### [Data in this exercise]
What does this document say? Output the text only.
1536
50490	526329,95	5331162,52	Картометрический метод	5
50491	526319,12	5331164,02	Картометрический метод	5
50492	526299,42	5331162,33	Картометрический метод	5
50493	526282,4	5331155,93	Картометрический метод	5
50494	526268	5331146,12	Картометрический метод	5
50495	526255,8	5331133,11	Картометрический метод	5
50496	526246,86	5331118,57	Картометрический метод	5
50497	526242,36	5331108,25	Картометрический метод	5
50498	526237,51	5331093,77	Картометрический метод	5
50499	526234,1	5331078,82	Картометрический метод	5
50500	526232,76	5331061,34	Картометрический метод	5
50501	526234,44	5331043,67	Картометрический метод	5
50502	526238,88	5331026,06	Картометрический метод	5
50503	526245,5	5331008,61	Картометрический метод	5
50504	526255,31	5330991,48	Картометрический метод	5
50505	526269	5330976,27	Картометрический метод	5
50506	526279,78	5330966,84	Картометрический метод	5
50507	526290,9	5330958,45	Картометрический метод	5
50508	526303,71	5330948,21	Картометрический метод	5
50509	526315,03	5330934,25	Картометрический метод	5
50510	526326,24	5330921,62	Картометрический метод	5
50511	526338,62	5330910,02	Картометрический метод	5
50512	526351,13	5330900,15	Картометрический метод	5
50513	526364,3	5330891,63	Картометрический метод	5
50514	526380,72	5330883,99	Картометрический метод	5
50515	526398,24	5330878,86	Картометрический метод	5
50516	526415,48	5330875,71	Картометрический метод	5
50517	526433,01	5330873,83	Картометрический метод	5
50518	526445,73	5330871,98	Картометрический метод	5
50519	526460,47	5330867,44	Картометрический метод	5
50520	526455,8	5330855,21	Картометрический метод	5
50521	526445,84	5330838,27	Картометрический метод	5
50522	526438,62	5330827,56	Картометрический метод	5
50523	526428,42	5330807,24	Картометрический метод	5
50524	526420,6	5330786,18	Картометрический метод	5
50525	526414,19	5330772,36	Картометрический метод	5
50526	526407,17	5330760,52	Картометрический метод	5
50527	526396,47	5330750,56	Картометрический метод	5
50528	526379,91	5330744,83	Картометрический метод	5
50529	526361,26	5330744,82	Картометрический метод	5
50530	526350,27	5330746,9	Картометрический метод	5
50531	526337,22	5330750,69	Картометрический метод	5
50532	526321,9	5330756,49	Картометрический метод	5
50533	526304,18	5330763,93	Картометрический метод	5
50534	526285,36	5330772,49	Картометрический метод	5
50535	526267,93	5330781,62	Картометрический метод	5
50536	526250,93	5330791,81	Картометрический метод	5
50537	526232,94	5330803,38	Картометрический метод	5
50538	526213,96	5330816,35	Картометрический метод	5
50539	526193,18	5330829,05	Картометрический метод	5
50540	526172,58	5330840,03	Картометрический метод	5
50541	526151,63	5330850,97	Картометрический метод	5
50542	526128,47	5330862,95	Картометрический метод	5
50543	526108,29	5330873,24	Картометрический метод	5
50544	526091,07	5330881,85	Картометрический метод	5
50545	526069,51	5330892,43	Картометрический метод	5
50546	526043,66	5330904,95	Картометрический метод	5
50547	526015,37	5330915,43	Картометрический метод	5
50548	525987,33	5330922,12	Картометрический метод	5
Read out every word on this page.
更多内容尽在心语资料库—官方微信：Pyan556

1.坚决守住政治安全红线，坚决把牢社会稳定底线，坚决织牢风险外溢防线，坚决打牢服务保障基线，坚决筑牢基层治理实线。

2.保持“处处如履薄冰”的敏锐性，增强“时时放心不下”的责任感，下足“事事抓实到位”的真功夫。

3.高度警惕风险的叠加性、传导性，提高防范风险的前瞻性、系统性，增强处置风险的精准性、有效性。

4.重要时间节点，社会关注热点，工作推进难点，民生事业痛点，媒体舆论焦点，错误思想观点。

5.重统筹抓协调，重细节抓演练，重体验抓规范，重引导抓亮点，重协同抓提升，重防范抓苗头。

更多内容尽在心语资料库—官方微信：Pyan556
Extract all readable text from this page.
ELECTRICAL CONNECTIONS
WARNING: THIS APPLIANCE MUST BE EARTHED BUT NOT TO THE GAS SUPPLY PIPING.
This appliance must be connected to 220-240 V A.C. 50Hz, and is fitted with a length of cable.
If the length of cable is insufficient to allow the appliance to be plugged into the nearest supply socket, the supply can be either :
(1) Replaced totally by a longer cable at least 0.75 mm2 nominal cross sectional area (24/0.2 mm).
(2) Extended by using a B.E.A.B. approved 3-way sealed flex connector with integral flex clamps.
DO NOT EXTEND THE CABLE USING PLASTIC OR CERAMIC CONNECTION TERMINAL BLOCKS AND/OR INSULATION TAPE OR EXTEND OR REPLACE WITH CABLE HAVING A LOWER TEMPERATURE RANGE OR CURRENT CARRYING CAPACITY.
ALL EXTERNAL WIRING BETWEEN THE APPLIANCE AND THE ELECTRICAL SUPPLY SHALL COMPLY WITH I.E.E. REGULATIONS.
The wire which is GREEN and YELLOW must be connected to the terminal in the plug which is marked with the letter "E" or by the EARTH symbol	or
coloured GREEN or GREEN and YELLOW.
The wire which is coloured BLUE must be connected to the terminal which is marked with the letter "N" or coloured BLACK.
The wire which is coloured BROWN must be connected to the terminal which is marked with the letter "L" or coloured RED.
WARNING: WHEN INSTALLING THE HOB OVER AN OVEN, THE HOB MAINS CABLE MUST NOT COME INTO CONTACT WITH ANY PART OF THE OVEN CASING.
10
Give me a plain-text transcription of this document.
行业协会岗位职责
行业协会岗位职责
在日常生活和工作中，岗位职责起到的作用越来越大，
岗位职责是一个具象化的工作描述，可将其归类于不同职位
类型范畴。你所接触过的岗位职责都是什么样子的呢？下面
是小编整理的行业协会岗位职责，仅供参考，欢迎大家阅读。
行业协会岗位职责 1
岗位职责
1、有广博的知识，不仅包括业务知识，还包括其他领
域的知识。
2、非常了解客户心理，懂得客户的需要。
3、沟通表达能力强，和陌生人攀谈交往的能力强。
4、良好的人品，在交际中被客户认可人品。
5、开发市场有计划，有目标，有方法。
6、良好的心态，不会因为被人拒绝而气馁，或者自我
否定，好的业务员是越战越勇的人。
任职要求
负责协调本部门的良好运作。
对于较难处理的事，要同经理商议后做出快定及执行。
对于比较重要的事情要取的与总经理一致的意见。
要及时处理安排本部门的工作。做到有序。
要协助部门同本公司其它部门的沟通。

### [Stated goal]
Repeat the records above exactly.

### [Reply to the exercise]
What does this document say? Output the text only.
1536
50490	526329,95	5331162,52	Картометрический метод	5
50491	526319,12	5331164,02	Картометрический метод	5
50492	526299,42	5331162,33	Картометрический метод	5
50493	526282,4	5331155,93	Картометрический метод	5
50494	526268	5331146,12	Картометрический метод	5
50495	526255,8	5331133,11	Картометрический метод	5
50496	526246,86	5331118,57	Картометрический метод	5
50497	526242,36	5331108,25	Картометрический метод	5
50498	526237,51	5331093,77	Картометрический метод	5
50499	526234,1	5331078,82	Картометрический метод	5
50500	526232,76	5331061,34	Картометрический метод	5
50501	526234,44	5331043,67	Картометрический метод	5
50502	526238,88	5331026,06	Картометрический метод	5
50503	526245,5	5331008,61	Картометрический метод	5
50504	526255,31	5330991,48	Картометрический метод	5
50505	526269	5330976,27	Картометрический метод	5
50506	526279,78	5330966,84	Картометрический метод	5
50507	526290,9	5330958,45	Картометрический метод	5
50508	526303,71	5330948,21	Картометрический метод	5
50509	526315,03	5330934,25	Картометрический метод	5
50510	526326,24	5330921,62	Картометрический метод	5
50511	526338,62	5330910,02	Картометрический метод	5
50512	526351,13	5330900,15	Картометрический метод	5
50513	526364,3	5330891,63	Картометрический метод	5
50514	526380,72	5330883,99	Картометрический метод	5
50515	526398,24	5330878,86	Картометрический метод	5
50516	526415,48	5330875,71	Картометрический метод	5
50517	526433,01	5330873,83	Картометрический метод	5
50518	526445,73	5330871,98	Картометрический метод	5
50519	526460,47	5330867,44	Картометрический метод	5
50520	526455,8	5330855,21	Картометрический метод	5
50521	526445,84	5330838,27	Картометрический метод	5
50522	526438,62	5330827,56	Картометрический метод	5
50523	526428,42	5330807,24	Картометрический метод	5
50524	526420,6	5330786,18	Картометрический метод	5
50525	526414,19	5330772,36	Картометрический метод	5
50526	526407,17	5330760,52	Картометрический метод	5
50527	526396,47	5330750,56	Картометрический метод	5
50528	526379,91	5330744,83	Картометрический метод	5
50529	526361,26	5330744,82	Картометрический метод	5
50530	526350,27	5330746,9	Картометрический метод	5
50531	526337,22	5330750,69	Картометрический метод	5
50532	526321,9	5330756,49	Картометрический метод	5
50533	526304,18	5330763,93	Картометрический метод	5
50534	526285,36	5330772,49	Картометрический метод	5
50535	526267,93	5330781,62	Картометрический метод	5
50536	526250,93	5330791,81	Картометрический метод	5
50537	526232,94	5330803,38	Картометрический метод	5
50538	526213,96	5330816,35	Картометрический метод	5
50539	526193,18	5330829,05	Картометрический метод	5
50540	526172,58	5330840,03	Картометрический метод	5
50541	526151,63	5330850,97	Картометрический метод	5
50542	526128,47	5330862,95	Картометрический метод	5
50543	526108,29	5330873,24	Картометрический метод	5
50544	526091,07	5330881,85	Картометрический метод	5
50545	526069,51	5330892,43	Картометрический метод	5
50546	526043,66	5330904,95	Картометрический метод	5
50547	526015,37	5330915,43	Картометрический метод	5
50548	525987,33	5330922,12	Картометрический метод	5
Read out every word on this page.
更多内容尽在心语资料库—官方微信：Pyan556

1.坚决守住政治安全红线，坚决把牢社会稳定底线，坚决织牢风险外溢防线，坚决打牢服务保障基线，坚决筑牢基层治理实线。

2.保持“处处如履薄冰”的敏锐性，增强“时时放心不下”的责任感，下足“事事抓实到位”的真功夫。

3.高度警惕风险的叠加性、传导性，提高防范风险的前瞻性、系统性，增强处置风险的精准性、有效性。

4.重要时间节点，社会关注热点，工作推进难点，民生事业痛点，媒体舆论焦点，错误思想观点。

5.重统筹抓协调，重细节抓演练，重体验抓规范，重引导抓亮点，重协同抓提升，重防范抓苗头。

更多内容尽在心语资料库—官方微信：Pyan556
Extract all readable text from this page.
ELECTRICAL CONNECTIONS
WARNING: THIS APPLIANCE MUST BE EARTHED BUT NOT TO THE GAS SUPPLY PIPING.
This appliance must be connected to 220-240 V A.C. 50Hz, and is fitted with a length of cable.
If the length of cable is insufficient to allow the appliance to be plugged into the nearest supply socket, the supply can be either :
(1) Replaced totally by a longer cable at least 0.75 mm2 nominal cross sectional area (24/0.2 mm).
(2) Extended by using a B.E.A.B. approved 3-way sealed flex connector with integral flex clamps.
DO NOT EXTEND THE CABLE USING PLASTIC OR CERAMIC CONNECTION TERMINAL BLOCKS AND/OR INSULATION TAPE OR EXTEND OR REPLACE WITH CABLE HAVING A LOWER TEMPERATURE RANGE OR CURRENT CARRYING CAPACITY.
ALL EXTERNAL WIRING BETWEEN THE APPLIANCE AND THE ELECTRICAL SUPPLY SHALL COMPLY WITH I.E.E. REGULATIONS.
The wire which is GREEN and YELLOW must be connected to the terminal in the plug which is marked with the letter "E" or by the EARTH symbol	or
coloured GREEN or GREEN and YELLOW.
The wire which is coloured BLUE must be connected to the terminal which is marked with the letter "N" or coloured BLACK.
The wire which is coloured BROWN must be connected to the terminal which is marked with the letter "L" or coloured RED.
WARNING: WHEN INSTALLING THE HOB OVER AN OVEN, THE HOB MAINS CABLE MUST NOT COME INTO CONTACT WITH ANY PART OF THE OVEN CASING.
10
Give me a plain-text transcription of this document.
行业协会岗位职责
行业协会岗位职责
在日常生活和工作中，岗位职责起到的作用越来越大，
岗位职责是一个具象化的工作描述，可将其归类于不同职位
类型范畴。你所接触过的岗位职责都是什么样子的呢？下面
是小编整理的行业协会岗位职责，仅供参考，欢迎大家阅读。
行业协会岗位职责 1
岗位职责
1、有广博的知识，不仅包括业务知识，还包括其他领
域的知识。
2、非常了解客户心理，懂得客户的需要。
3、沟通表达能力强，和陌生人攀谈交往的能力强。
4、良好的人品，在交际中被客户认可人品。
5、开发市场有计划，有目标，有方法。
6、良好的心态，不会因为被人拒绝而气馁，或者自我
否定，好的业务员是越战越勇的人。
任职要求
负责协调本部门的良好运作。
对于较难处理的事，要同经理商议后做出快定及执行。
对于比较重要的事情要取的与总经理一致的意见。
要及时处理安排本部门的工作。做到有序。
要协助部门同本公司其它部门的沟通。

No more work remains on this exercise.